[TASK REQUIREMENTS] Report, as a bare number, how many lines hold "Donations".

[STORED RECORDS]
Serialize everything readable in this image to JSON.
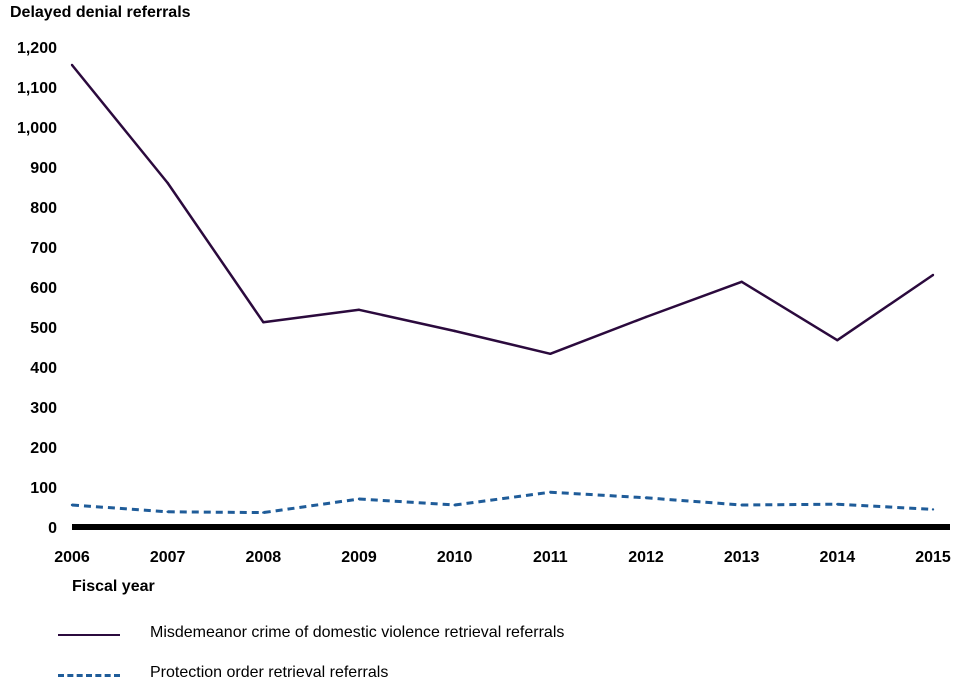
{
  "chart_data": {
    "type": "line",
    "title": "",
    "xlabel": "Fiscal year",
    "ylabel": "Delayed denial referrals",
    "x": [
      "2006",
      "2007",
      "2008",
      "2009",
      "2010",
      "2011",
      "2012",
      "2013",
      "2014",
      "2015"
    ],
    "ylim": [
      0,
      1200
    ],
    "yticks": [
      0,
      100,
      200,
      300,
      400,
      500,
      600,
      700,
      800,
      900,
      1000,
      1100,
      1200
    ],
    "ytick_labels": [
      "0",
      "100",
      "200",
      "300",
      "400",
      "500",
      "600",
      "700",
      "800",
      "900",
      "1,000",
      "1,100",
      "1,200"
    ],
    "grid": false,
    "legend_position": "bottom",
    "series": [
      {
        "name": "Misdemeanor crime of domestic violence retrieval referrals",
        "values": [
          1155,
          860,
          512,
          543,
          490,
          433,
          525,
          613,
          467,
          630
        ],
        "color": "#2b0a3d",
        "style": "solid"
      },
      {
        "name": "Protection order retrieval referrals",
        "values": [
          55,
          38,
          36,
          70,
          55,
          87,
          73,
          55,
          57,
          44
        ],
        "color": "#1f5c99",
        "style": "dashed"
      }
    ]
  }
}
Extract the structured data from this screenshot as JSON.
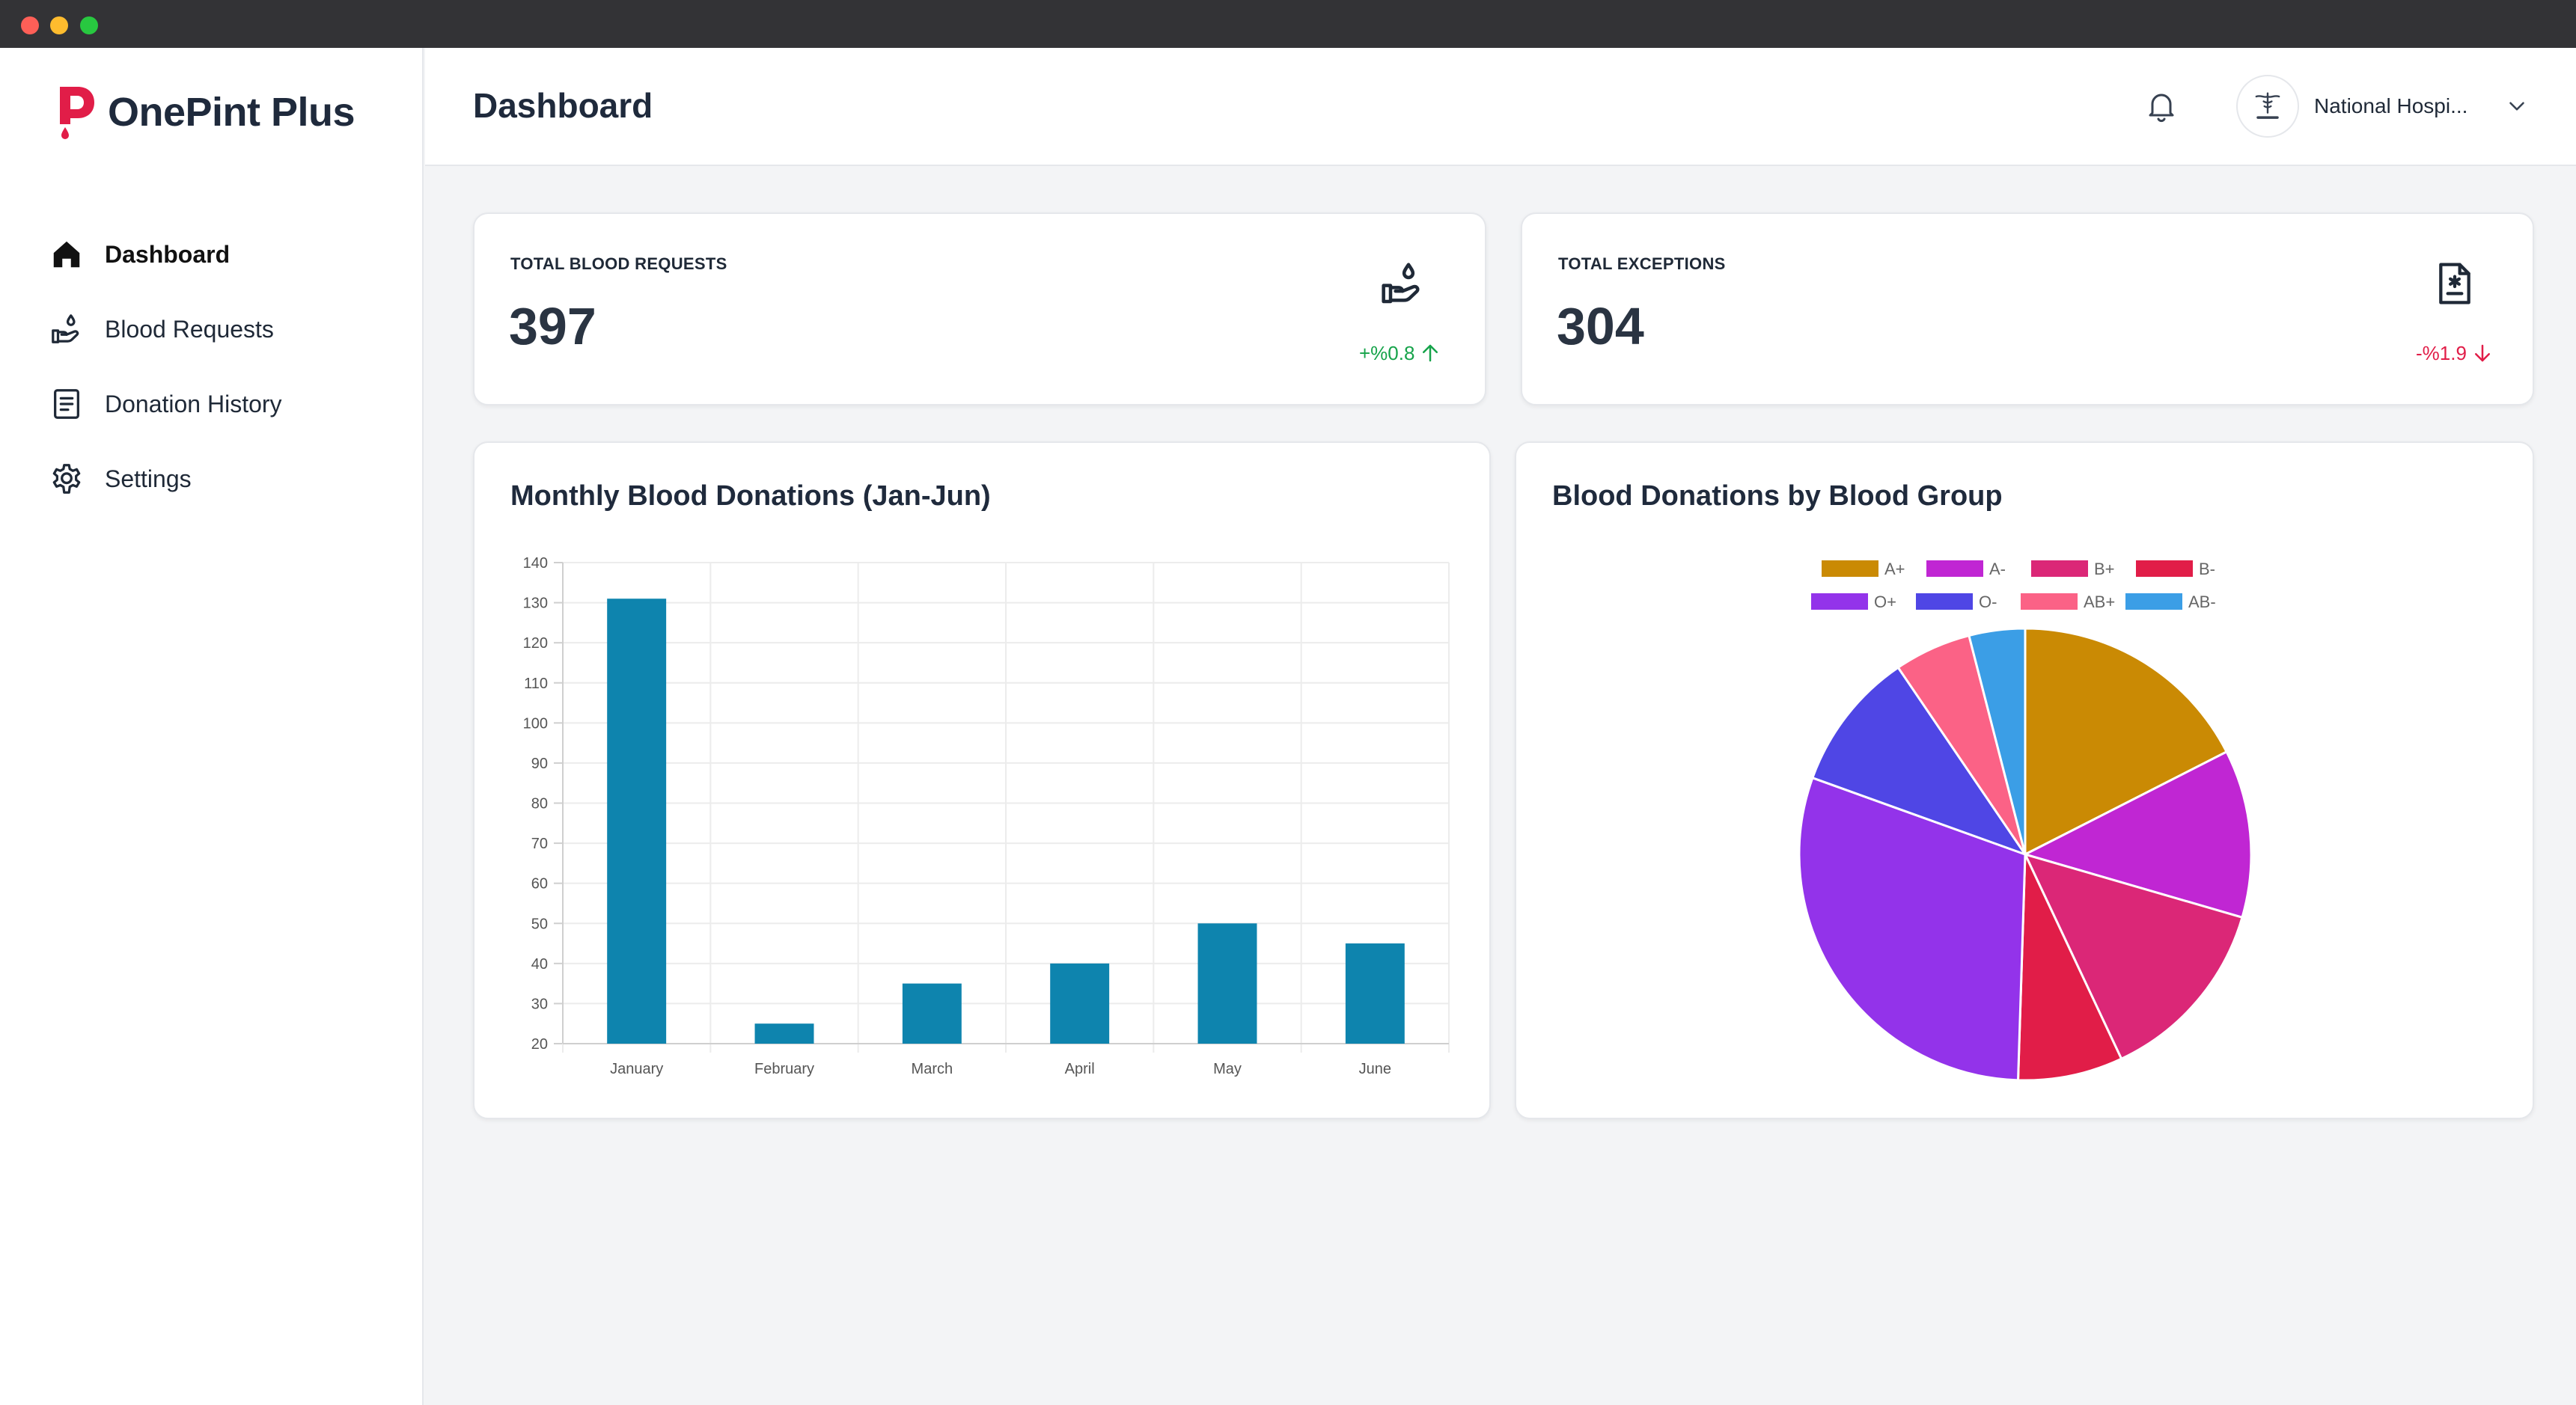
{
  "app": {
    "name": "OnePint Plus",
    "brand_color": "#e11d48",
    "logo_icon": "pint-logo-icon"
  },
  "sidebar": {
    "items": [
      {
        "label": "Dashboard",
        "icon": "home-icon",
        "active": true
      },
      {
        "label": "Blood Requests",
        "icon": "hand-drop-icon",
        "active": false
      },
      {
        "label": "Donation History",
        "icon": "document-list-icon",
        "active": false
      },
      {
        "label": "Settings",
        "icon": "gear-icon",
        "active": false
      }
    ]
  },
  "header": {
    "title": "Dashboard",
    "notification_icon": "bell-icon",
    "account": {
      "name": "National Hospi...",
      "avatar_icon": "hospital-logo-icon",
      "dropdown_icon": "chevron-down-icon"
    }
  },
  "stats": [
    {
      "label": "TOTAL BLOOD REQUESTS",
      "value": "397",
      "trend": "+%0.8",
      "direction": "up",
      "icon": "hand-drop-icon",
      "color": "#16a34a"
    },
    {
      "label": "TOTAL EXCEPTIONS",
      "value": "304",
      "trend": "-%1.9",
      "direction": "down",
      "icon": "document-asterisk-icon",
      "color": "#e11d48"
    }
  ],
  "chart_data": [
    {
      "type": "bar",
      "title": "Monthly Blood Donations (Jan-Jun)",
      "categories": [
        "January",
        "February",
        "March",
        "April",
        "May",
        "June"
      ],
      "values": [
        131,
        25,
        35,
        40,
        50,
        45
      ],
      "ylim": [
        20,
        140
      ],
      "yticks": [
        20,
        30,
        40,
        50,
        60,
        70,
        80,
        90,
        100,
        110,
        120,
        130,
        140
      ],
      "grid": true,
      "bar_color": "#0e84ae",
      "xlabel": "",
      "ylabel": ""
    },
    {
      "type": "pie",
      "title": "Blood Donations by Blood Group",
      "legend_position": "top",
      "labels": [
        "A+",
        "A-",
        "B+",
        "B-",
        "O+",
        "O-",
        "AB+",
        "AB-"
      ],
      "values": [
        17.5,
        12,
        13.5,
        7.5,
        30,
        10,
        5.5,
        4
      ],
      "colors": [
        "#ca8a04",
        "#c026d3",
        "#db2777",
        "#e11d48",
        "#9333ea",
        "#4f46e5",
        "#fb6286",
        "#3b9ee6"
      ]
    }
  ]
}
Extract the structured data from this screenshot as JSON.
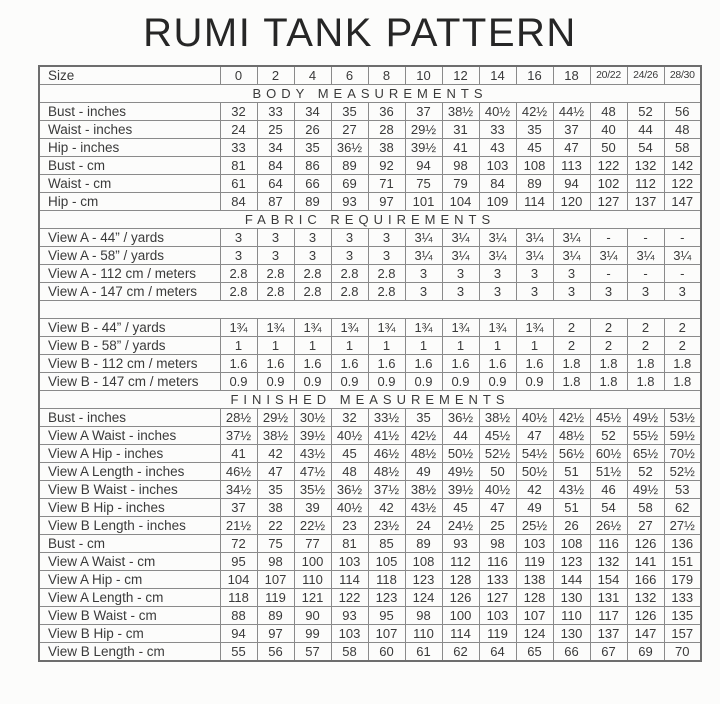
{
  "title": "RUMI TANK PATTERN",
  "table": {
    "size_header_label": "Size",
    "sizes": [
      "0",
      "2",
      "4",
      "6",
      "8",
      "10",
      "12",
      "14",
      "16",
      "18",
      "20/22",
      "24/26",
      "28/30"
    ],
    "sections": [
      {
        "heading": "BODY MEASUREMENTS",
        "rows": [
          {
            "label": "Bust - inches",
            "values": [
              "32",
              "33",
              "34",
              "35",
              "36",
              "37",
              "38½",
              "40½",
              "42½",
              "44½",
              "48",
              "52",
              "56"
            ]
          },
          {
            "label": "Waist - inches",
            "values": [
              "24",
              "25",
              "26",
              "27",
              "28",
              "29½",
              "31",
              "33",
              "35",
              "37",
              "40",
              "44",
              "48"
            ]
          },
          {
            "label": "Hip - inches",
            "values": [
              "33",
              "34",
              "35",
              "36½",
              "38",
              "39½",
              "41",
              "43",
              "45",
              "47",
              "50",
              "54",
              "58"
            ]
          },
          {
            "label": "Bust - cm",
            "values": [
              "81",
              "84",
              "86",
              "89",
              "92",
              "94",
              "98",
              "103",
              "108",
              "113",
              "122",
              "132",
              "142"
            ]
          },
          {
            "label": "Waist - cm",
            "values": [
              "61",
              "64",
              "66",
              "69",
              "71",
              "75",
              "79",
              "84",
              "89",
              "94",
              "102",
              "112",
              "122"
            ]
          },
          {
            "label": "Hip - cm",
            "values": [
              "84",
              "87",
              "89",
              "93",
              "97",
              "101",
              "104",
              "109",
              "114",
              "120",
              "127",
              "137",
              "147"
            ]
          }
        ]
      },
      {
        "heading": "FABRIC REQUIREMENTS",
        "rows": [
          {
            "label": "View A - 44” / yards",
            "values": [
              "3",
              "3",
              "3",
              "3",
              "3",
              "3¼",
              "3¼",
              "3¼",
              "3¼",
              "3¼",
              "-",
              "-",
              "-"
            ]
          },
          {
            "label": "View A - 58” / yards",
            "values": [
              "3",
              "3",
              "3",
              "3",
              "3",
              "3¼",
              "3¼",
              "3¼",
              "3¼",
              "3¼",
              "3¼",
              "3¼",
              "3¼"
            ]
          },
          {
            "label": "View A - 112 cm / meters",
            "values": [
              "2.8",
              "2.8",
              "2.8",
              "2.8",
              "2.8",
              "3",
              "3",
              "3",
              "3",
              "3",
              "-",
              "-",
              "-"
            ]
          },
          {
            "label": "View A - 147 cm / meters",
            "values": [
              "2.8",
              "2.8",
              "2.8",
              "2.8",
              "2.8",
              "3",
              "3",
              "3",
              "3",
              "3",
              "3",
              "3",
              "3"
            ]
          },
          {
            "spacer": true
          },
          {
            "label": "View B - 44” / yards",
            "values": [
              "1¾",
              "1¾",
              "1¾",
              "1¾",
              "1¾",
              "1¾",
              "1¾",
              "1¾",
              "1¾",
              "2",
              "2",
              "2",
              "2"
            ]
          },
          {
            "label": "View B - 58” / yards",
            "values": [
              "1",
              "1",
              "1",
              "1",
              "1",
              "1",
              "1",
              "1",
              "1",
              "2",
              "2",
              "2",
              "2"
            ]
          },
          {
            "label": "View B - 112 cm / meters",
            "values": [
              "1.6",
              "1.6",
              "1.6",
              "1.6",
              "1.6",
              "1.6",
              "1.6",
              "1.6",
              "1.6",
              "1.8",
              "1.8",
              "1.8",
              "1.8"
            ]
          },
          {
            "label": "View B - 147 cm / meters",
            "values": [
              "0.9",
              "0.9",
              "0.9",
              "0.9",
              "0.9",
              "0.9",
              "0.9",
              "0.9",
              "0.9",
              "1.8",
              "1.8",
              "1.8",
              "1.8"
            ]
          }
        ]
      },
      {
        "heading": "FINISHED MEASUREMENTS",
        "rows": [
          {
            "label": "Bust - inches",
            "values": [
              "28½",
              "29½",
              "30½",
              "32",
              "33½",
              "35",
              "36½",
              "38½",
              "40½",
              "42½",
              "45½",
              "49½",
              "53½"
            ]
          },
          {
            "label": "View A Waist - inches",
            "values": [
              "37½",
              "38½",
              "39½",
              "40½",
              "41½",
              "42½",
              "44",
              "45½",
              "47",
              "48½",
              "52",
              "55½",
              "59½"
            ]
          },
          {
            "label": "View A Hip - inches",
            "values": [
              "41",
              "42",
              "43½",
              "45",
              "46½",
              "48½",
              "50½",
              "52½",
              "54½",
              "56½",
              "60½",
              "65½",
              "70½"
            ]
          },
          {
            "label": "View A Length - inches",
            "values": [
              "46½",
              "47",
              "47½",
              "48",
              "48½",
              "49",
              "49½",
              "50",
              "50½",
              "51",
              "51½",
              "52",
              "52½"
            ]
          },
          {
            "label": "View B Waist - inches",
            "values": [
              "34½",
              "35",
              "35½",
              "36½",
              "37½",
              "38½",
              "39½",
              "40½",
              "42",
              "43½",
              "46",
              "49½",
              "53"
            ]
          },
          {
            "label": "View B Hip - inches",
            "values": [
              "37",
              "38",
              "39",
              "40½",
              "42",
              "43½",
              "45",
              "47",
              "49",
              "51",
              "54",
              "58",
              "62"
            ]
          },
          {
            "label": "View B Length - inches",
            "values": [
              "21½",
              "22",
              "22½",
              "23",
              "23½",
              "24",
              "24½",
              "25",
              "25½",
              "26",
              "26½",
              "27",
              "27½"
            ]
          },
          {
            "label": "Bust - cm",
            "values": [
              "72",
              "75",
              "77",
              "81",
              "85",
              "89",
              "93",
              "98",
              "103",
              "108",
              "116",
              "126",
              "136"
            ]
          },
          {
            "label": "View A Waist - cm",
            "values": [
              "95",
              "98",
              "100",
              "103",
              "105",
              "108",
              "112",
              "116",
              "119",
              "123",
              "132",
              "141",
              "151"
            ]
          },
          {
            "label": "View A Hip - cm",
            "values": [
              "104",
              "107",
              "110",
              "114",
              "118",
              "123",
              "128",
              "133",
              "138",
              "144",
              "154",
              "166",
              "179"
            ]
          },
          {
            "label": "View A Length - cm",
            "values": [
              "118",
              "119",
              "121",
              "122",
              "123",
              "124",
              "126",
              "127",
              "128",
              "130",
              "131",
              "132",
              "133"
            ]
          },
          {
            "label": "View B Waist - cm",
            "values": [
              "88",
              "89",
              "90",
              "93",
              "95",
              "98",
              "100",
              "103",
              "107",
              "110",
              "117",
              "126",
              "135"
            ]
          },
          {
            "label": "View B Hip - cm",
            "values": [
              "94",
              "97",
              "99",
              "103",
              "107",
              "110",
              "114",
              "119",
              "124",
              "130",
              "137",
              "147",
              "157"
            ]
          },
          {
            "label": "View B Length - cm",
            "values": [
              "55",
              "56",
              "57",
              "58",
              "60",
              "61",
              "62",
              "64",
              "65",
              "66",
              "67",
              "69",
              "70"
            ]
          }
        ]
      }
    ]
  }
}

[CORRECT RESPONSE] 2